__Supplied material__
-------------------------
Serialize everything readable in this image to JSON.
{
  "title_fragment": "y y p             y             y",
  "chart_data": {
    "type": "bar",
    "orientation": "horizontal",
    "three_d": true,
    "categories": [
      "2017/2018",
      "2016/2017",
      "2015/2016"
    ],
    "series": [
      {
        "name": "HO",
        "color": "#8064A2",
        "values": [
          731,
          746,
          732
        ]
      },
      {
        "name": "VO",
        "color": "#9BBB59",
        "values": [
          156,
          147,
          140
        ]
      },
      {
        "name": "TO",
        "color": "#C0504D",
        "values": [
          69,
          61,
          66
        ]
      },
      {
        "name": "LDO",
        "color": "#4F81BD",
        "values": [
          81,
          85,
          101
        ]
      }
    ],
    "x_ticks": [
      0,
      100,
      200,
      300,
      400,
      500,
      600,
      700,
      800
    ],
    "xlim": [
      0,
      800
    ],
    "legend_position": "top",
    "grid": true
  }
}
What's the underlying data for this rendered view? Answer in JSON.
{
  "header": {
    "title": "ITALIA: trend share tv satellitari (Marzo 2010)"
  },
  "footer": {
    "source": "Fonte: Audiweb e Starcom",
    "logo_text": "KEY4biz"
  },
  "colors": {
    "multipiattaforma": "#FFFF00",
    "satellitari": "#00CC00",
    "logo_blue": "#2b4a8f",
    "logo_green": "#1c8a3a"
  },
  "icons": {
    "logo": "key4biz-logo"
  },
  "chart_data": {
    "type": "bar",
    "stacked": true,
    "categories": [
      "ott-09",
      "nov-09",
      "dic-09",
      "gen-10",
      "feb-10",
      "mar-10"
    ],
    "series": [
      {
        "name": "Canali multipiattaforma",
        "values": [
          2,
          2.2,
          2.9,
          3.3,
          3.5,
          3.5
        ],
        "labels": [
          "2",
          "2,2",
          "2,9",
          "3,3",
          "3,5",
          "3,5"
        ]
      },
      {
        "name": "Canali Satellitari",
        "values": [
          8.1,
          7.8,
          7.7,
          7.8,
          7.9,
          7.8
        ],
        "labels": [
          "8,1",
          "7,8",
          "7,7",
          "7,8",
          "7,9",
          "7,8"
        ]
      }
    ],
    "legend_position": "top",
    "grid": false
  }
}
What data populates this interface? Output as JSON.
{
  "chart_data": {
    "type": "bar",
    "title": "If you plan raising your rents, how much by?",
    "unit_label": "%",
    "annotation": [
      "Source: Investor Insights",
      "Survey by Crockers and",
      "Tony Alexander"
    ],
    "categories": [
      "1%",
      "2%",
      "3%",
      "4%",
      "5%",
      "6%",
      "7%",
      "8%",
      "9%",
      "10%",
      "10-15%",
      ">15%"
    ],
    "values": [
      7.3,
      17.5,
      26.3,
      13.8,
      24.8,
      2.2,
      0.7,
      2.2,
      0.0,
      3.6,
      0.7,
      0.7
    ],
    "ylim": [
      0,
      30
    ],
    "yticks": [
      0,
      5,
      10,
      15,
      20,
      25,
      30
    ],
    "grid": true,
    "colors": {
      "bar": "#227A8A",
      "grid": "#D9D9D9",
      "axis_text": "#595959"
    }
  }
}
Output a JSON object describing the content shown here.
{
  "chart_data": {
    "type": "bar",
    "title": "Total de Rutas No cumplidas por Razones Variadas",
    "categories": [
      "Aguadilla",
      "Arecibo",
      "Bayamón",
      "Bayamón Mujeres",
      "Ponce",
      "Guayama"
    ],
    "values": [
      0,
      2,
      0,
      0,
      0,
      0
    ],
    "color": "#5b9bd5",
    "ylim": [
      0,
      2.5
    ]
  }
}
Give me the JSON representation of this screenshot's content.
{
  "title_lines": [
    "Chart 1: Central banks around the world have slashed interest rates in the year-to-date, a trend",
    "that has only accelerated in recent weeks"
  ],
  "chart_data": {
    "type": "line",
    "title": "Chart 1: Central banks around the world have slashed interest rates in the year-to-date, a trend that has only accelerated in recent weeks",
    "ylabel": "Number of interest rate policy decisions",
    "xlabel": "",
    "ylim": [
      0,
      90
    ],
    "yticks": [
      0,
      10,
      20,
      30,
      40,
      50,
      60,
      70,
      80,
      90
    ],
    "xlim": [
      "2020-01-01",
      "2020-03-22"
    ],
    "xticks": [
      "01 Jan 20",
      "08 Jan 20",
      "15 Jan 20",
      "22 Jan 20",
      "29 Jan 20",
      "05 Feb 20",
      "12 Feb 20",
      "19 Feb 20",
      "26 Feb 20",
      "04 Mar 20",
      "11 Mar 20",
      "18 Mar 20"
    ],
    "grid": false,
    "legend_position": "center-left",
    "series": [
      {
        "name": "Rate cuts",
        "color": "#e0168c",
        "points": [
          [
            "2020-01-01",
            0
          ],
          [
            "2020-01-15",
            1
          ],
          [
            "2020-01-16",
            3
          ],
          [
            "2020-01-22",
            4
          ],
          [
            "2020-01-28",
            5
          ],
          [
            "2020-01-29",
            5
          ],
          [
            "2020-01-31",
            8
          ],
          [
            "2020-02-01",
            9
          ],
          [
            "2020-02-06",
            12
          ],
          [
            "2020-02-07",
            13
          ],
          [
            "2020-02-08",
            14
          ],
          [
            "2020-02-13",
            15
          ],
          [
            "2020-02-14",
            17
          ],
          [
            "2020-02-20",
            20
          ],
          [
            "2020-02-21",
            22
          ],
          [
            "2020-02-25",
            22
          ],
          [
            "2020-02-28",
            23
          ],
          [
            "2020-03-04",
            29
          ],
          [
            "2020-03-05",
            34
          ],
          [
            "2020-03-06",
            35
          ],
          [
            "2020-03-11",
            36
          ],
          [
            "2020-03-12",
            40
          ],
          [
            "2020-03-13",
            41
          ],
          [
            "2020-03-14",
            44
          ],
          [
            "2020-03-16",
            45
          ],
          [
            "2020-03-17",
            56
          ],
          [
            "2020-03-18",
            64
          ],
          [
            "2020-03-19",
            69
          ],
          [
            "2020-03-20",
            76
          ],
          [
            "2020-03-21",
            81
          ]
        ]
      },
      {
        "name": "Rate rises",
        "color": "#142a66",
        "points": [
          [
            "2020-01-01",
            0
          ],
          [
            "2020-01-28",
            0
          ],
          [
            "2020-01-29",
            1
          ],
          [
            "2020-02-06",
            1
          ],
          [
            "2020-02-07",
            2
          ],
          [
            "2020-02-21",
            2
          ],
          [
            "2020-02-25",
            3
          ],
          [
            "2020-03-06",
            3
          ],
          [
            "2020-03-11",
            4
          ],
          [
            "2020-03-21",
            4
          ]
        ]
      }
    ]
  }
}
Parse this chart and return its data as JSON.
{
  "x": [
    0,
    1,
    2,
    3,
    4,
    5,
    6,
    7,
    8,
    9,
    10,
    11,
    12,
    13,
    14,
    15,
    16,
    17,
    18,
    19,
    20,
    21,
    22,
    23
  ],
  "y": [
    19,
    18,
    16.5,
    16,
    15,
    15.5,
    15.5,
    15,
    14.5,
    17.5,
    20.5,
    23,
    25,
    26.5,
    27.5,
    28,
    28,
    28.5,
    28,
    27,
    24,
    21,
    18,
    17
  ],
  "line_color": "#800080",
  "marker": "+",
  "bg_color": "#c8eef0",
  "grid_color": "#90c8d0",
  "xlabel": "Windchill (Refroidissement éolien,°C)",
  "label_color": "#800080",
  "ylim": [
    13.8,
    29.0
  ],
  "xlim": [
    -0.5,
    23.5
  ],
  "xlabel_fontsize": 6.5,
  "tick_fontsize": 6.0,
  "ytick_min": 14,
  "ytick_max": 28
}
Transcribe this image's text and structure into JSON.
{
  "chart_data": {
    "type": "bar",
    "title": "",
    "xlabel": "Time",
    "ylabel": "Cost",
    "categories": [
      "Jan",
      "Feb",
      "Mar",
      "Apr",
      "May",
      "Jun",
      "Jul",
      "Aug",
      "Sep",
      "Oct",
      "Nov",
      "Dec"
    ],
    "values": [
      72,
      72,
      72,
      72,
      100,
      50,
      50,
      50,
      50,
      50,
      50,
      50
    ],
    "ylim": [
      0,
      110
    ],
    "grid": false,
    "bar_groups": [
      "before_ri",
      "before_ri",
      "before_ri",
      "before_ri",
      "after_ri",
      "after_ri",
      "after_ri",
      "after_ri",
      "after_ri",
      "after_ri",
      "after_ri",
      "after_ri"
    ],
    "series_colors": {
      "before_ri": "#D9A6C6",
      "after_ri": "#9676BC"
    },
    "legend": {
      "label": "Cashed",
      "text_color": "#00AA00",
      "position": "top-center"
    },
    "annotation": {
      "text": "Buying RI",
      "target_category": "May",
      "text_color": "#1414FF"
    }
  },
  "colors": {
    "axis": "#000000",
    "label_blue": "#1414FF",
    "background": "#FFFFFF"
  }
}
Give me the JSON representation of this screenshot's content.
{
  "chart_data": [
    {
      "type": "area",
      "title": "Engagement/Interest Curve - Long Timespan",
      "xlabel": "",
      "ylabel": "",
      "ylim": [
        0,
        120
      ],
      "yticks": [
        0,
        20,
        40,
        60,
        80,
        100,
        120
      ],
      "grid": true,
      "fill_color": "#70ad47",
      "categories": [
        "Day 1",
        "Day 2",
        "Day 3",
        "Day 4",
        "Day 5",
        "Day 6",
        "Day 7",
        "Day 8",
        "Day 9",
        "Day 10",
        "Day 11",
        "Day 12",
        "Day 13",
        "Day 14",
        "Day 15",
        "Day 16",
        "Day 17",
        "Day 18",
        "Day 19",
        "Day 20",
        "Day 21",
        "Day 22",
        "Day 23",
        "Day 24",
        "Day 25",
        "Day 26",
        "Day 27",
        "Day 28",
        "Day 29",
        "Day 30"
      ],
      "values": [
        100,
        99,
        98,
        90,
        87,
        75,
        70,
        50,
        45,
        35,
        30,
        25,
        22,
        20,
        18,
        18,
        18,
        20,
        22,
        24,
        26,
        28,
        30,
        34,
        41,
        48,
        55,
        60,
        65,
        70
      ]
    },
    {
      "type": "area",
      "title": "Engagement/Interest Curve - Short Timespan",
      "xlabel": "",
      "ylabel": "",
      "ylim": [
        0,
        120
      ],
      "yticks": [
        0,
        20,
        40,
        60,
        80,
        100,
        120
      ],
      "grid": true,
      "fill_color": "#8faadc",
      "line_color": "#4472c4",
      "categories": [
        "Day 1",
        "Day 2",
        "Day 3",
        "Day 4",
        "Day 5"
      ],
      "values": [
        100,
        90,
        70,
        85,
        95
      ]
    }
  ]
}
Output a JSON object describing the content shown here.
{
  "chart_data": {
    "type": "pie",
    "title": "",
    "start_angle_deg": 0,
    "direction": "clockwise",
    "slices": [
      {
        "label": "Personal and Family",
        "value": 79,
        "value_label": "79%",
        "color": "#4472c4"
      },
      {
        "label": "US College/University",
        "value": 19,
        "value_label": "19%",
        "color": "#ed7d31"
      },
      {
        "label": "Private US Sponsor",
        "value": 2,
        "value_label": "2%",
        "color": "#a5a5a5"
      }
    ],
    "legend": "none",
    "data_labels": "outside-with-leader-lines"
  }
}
-------------------------
__Work to be completed__
Report how many lines in the records above contain the word "accelerated", giving only the number.

__Reply__
2